··· Exercise material
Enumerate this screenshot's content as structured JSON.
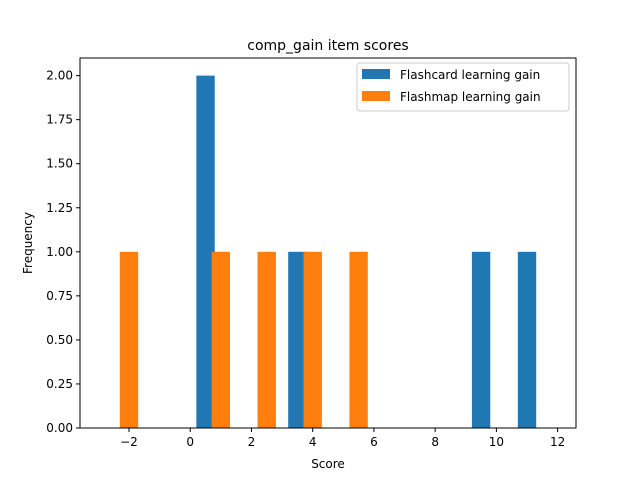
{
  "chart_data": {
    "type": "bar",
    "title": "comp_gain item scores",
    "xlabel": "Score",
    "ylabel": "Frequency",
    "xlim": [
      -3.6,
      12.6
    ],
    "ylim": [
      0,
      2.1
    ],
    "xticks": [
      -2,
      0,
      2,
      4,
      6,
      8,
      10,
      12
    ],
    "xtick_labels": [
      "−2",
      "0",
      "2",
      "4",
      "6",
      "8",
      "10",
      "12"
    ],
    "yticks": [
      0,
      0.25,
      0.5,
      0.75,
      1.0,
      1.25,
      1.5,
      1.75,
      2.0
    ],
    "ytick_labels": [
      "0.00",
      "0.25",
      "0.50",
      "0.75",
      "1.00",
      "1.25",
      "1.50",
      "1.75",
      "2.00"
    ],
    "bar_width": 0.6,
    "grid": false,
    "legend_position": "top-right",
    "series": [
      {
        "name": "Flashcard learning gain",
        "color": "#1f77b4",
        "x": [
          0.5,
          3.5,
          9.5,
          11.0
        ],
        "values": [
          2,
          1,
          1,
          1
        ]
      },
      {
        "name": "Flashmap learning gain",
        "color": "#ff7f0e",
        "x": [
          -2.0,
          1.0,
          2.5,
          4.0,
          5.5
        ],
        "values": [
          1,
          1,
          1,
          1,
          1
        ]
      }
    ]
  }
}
······
··· Exercise material
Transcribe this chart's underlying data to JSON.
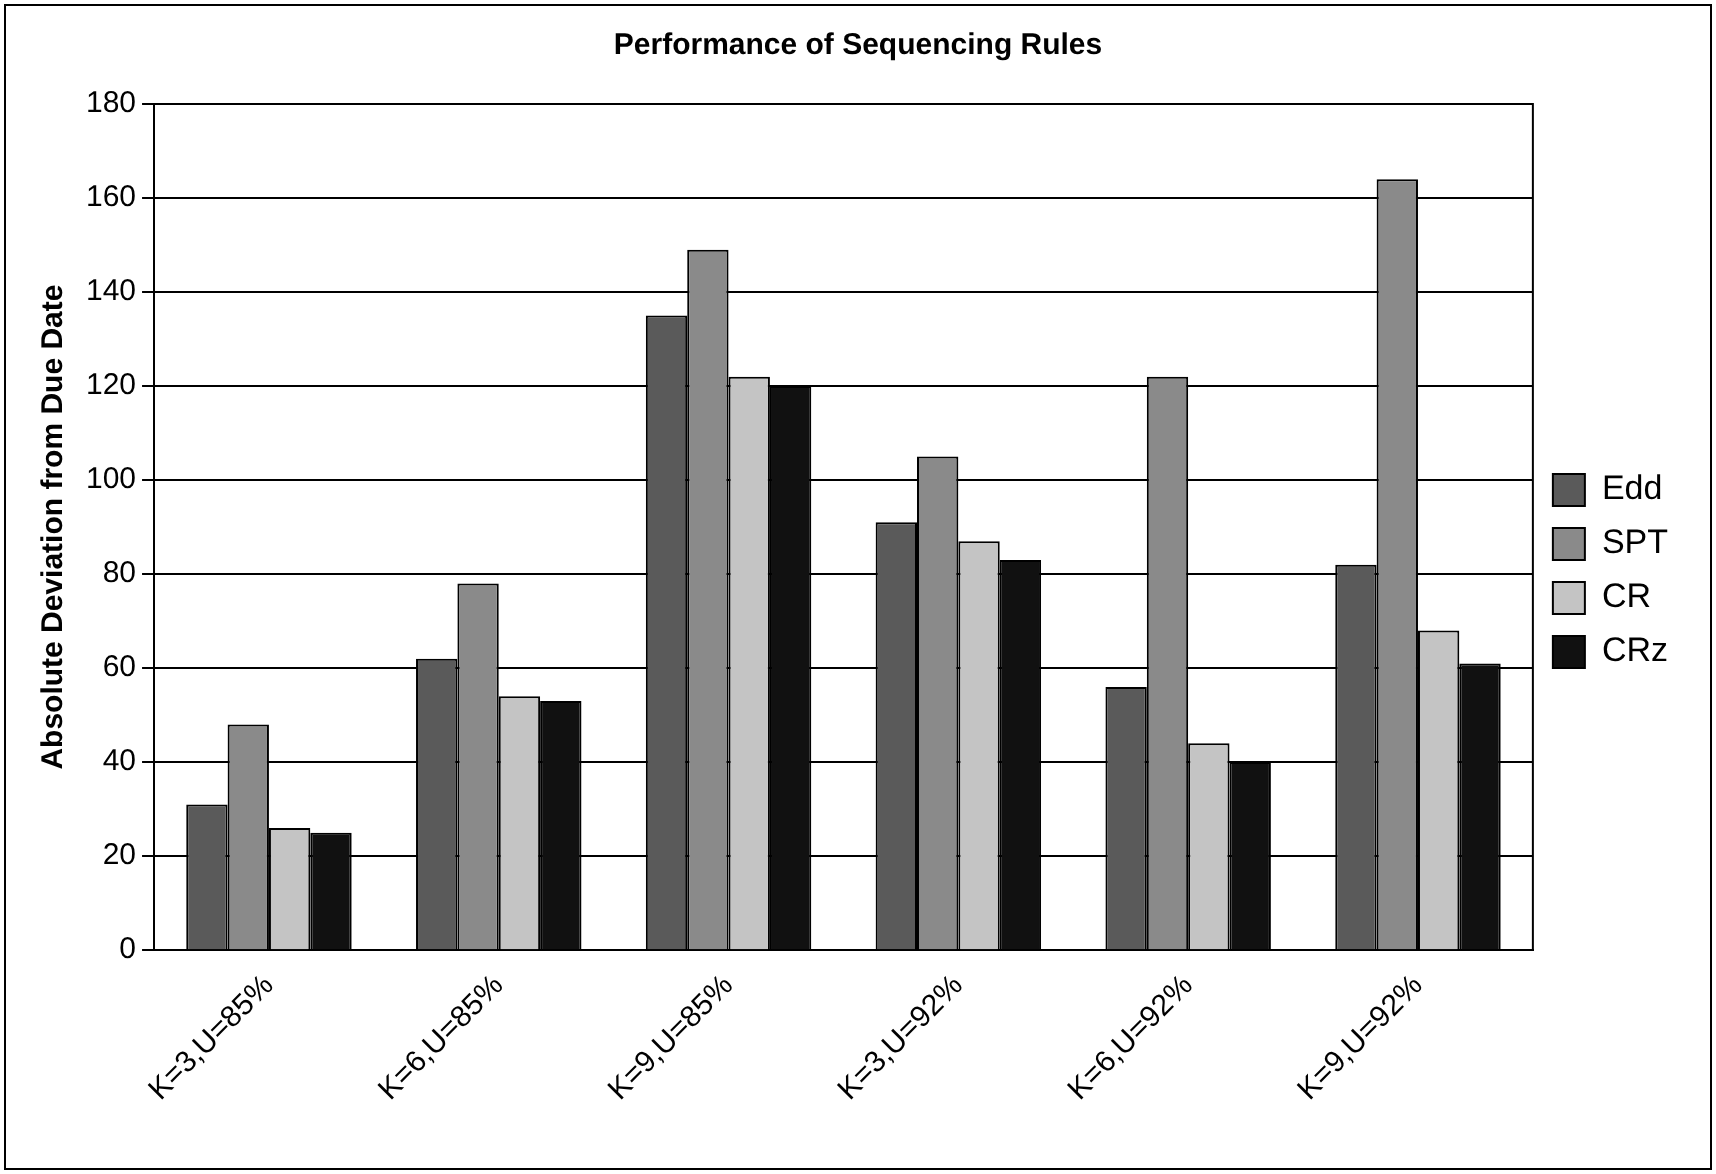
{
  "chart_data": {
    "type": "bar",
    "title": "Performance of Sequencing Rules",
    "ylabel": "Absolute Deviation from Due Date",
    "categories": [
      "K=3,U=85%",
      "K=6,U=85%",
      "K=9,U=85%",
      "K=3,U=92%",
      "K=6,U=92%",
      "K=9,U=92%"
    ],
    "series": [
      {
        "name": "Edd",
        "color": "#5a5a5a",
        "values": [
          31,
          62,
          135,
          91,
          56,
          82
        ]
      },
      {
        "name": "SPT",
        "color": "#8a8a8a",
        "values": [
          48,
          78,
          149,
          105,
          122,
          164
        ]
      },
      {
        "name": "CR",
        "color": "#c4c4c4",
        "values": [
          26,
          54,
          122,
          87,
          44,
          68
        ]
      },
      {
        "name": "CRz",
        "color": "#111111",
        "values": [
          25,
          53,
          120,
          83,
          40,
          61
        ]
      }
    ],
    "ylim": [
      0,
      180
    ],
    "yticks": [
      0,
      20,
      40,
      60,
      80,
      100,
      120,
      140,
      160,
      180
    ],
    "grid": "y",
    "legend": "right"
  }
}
······
··· Exercise material
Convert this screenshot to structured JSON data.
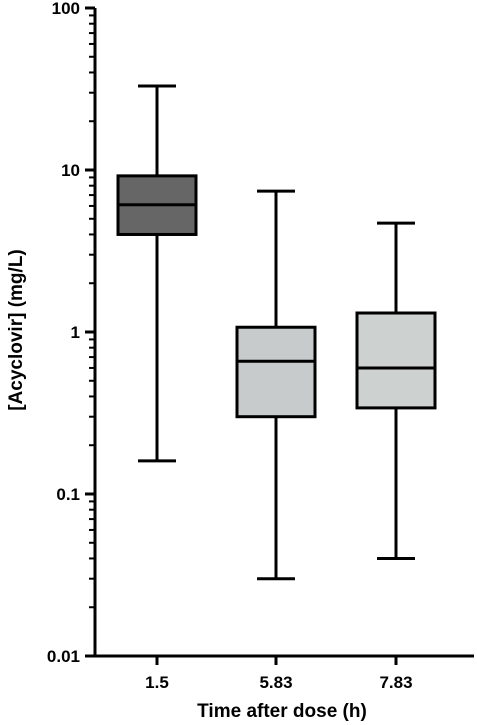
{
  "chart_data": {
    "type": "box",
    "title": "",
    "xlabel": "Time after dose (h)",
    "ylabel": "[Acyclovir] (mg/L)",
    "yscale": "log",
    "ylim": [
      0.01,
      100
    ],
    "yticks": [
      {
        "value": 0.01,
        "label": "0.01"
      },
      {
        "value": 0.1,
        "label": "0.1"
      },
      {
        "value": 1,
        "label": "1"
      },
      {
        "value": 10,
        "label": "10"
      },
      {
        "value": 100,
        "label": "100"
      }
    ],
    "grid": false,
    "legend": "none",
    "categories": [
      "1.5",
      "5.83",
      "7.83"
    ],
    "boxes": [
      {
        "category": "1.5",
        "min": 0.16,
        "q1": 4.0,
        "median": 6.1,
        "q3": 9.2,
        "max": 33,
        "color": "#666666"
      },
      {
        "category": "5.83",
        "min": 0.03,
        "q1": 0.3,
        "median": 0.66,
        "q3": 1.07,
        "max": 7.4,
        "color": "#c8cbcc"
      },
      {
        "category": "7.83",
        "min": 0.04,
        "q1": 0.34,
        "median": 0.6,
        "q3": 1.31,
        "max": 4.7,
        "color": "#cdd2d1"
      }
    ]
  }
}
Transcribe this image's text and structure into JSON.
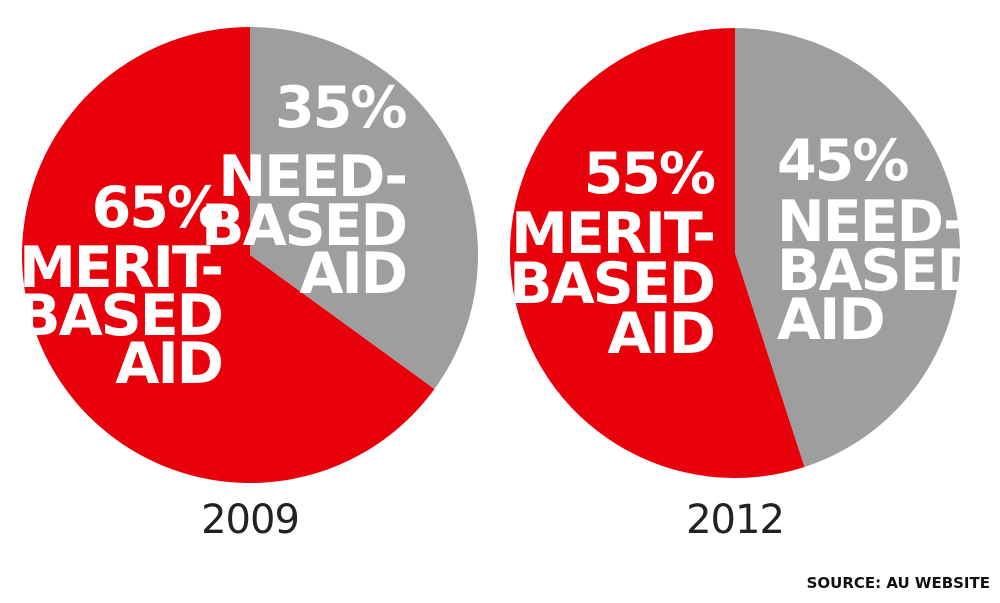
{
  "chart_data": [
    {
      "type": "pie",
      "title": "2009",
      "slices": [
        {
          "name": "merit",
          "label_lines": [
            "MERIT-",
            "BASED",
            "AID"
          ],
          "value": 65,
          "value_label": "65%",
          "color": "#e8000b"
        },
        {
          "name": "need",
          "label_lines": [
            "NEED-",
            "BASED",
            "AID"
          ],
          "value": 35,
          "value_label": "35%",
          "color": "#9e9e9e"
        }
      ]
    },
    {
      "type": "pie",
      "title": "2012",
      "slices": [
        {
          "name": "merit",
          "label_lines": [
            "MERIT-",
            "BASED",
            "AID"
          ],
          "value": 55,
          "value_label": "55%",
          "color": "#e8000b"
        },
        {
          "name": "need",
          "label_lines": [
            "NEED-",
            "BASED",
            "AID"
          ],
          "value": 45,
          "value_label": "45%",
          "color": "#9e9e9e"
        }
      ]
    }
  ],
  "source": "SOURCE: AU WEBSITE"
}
······
## Challenge
Determine the number of lines in the listing that hold the word "Transcribe", and supply that number and nothing further.

## Expected answer
2